_Dataset excerpts_
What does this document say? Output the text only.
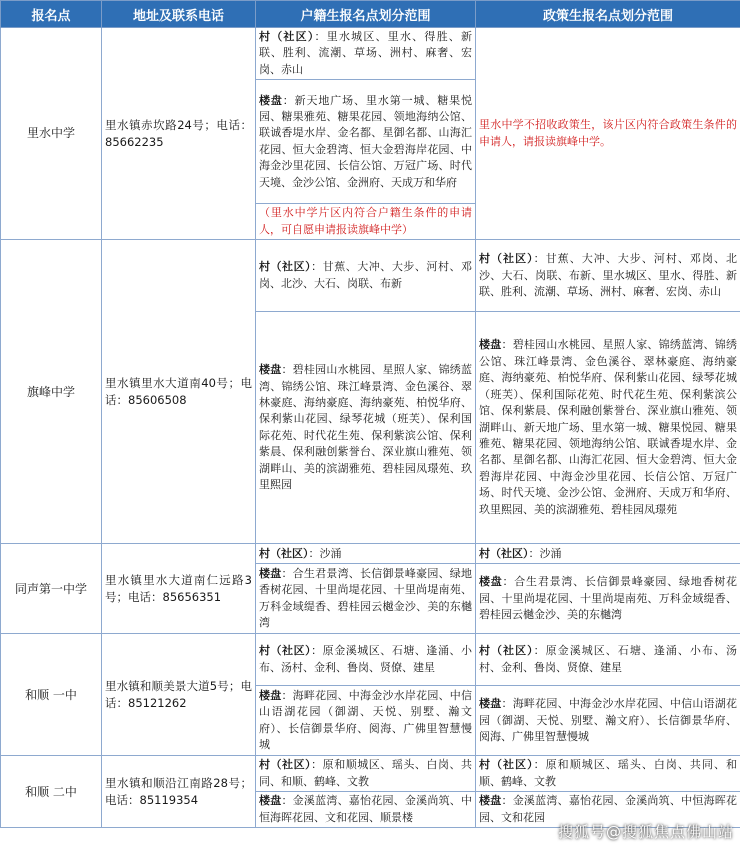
报名点	地址及联系电话	户籍生报名点划分范围	政策生报名点划分范围
里水中学	里水镇赤坎路24号；电话：85662235	村（社区）：里水城区、里水、得胜、新联、胜利、流潮、草场、洲村、麻奢、宏岗、赤山	里水中学不招收政策生，该片区内符合政策生条件的申请人，请报读旗峰中学。
		楼盘：新天地广场、里水第一城、糖果悦园、糖果雅苑、糖果花园、领地海纳公馆、联诚香堤水岸、金名都、星御名都、山海汇花园、恒大金碧湾、恒大金碧海岸花园、中海金沙里花园、长信公馆、万冠广场、时代天境、金沙公馆、金洲府、天成万和华府	
		（里水中学片区内符合户籍生条件的申请人，可自愿申请报读旗峰中学）	
旗峰中学	里水镇里水大道南40号；电话：85606508	村（社区）：甘蕉、大冲、大步、河村、邓岗、北沙、大石、岗联、布新	村（社区）：甘蕉、大冲、大步、河村、邓岗、北沙、大石、岗联、布新、里水城区、里水、得胜、新联、胜利、流潮、草场、洲村、麻奢、宏岗、赤山
		楼盘：碧桂园山水桃园、星照人家、锦绣蓝湾、锦绣公馆、珠江峰景湾、金色溪谷、翠林豪庭、海纳豪庭、海纳豪苑、柏悦华府、保利紫山花园、绿琴花城（班芙）、保利国际花苑、时代花生苑、保利紫滨公馆、保利紫晨、保利融创紫誉台、深业旗山雅苑、领湖畔山、美的滨湖雅苑、碧桂园凤璟苑、玖里熙园	楼盘：碧桂园山水桃园、星照人家、锦绣蓝湾、锦绣公馆、珠江峰景湾、金色溪谷、翠林豪庭、海纳豪庭、海纳豪苑、柏悦华府、保利紫山花园、绿琴花城（班芙）、保利国际花苑、时代花生苑、保利紫滨公馆、保利紫晨、保利融创紫誉台、深业旗山雅苑、领湖畔山、新天地广场、里水第一城、糖果悦园、糖果雅苑、糖果花园、领地海纳公馆、联诚香堤水岸、金名都、星御名都、山海汇花园、恒大金碧湾、恒大金碧海岸花园、中海金沙里花园、长信公馆、万冠广场、时代天境、金沙公馆、金洲府、天成万和华府、玖里熙园、美的滨湖雅苑、碧桂园凤璟苑
同声第一中学	里水镇里水大道南仁远路3号；电话：85656351	村（社区）：沙涌	村（社区）：沙涌
		楼盘：合生君景湾、长信御景峰豪园、绿地香树花园、十里尚堤花园、十里尚堤南苑、万科金域缇香、碧桂园云樾金沙、美的东樾湾	楼盘：合生君景湾、长信御景峰豪园、绿地香树花园、十里尚堤花园、十里尚堤南苑、万科金域缇香、碧桂园云樾金沙、美的东樾湾
和顺 一中	里水镇和顺美景大道5号；电话：85121262	村（社区）：原金溪城区、石塘、逢涌、小布、汤村、金利、鲁岗、贤僚、建星	村（社区）：原金溪城区、石塘、逢涌、小布、汤村、金利、鲁岗、贤僚、建星
		楼盘：海畔花园、中海金沙水岸花园、中信山语湖花园（御湖、天悦、别墅、瀚文府）、长信御景华府、阅海、广佛里智慧慢城	楼盘：海畔花园、中海金沙水岸花园、中信山语湖花园（御湖、天悦、别墅、瀚文府）、长信御景华府、阅海、广佛里智慧慢城
和顺 二中	里水镇和顺沿江南路28号；电话：85119354	村（社区）：原和顺城区、瑶头、白岗、共同、和顺、鹤峰、文教	村（社区）：原和顺城区、瑶头、白岗、共同、和顺、鹤峰、文教
		楼盘：金溪蓝湾、嘉怡花园、金溪尚筑、中恒海晖花园、文和花园、顺景楼	楼盘：金溪蓝湾、嘉怡花园、金溪尚筑、中恒海晖花园、文和花园
搜狐号@搜狐焦点佛山站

_What you need to do_
Quote each line of the listing exactly, but leave the pictures out.

_Result for this task_
What does this document say? Output the text only.
报名点	地址及联系电话	户籍生报名点划分范围	政策生报名点划分范围
里水中学	里水镇赤坎路24号；电话：85662235	村（社区）：里水城区、里水、得胜、新联、胜利、流潮、草场、洲村、麻奢、宏岗、赤山	里水中学不招收政策生，该片区内符合政策生条件的申请人，请报读旗峰中学。
		楼盘：新天地广场、里水第一城、糖果悦园、糖果雅苑、糖果花园、领地海纳公馆、联诚香堤水岸、金名都、星御名都、山海汇花园、恒大金碧湾、恒大金碧海岸花园、中海金沙里花园、长信公馆、万冠广场、时代天境、金沙公馆、金洲府、天成万和华府	
		（里水中学片区内符合户籍生条件的申请人，可自愿申请报读旗峰中学）	
旗峰中学	里水镇里水大道南40号；电话：85606508	村（社区）：甘蕉、大冲、大步、河村、邓岗、北沙、大石、岗联、布新	村（社区）：甘蕉、大冲、大步、河村、邓岗、北沙、大石、岗联、布新、里水城区、里水、得胜、新联、胜利、流潮、草场、洲村、麻奢、宏岗、赤山
		楼盘：碧桂园山水桃园、星照人家、锦绣蓝湾、锦绣公馆、珠江峰景湾、金色溪谷、翠林豪庭、海纳豪庭、海纳豪苑、柏悦华府、保利紫山花园、绿琴花城（班芙）、保利国际花苑、时代花生苑、保利紫滨公馆、保利紫晨、保利融创紫誉台、深业旗山雅苑、领湖畔山、美的滨湖雅苑、碧桂园凤璟苑、玖里熙园	楼盘：碧桂园山水桃园、星照人家、锦绣蓝湾、锦绣公馆、珠江峰景湾、金色溪谷、翠林豪庭、海纳豪庭、海纳豪苑、柏悦华府、保利紫山花园、绿琴花城（班芙）、保利国际花苑、时代花生苑、保利紫滨公馆、保利紫晨、保利融创紫誉台、深业旗山雅苑、领湖畔山、新天地广场、里水第一城、糖果悦园、糖果雅苑、糖果花园、领地海纳公馆、联诚香堤水岸、金名都、星御名都、山海汇花园、恒大金碧湾、恒大金碧海岸花园、中海金沙里花园、长信公馆、万冠广场、时代天境、金沙公馆、金洲府、天成万和华府、玖里熙园、美的滨湖雅苑、碧桂园凤璟苑
同声第一中学	里水镇里水大道南仁远路3号；电话：85656351	村（社区）：沙涌	村（社区）：沙涌
		楼盘：合生君景湾、长信御景峰豪园、绿地香树花园、十里尚堤花园、十里尚堤南苑、万科金域缇香、碧桂园云樾金沙、美的东樾湾	楼盘：合生君景湾、长信御景峰豪园、绿地香树花园、十里尚堤花园、十里尚堤南苑、万科金域缇香、碧桂园云樾金沙、美的东樾湾
和顺 一中	里水镇和顺美景大道5号；电话：85121262	村（社区）：原金溪城区、石塘、逢涌、小布、汤村、金利、鲁岗、贤僚、建星	村（社区）：原金溪城区、石塘、逢涌、小布、汤村、金利、鲁岗、贤僚、建星
		楼盘：海畔花园、中海金沙水岸花园、中信山语湖花园（御湖、天悦、别墅、瀚文府）、长信御景华府、阅海、广佛里智慧慢城	楼盘：海畔花园、中海金沙水岸花园、中信山语湖花园（御湖、天悦、别墅、瀚文府）、长信御景华府、阅海、广佛里智慧慢城
和顺 二中	里水镇和顺沿江南路28号；电话：85119354	村（社区）：原和顺城区、瑶头、白岗、共同、和顺、鹤峰、文教	村（社区）：原和顺城区、瑶头、白岗、共同、和顺、鹤峰、文教
		楼盘：金溪蓝湾、嘉怡花园、金溪尚筑、中恒海晖花园、文和花园、顺景楼	楼盘：金溪蓝湾、嘉怡花园、金溪尚筑、中恒海晖花园、文和花园
搜狐号@搜狐焦点佛山站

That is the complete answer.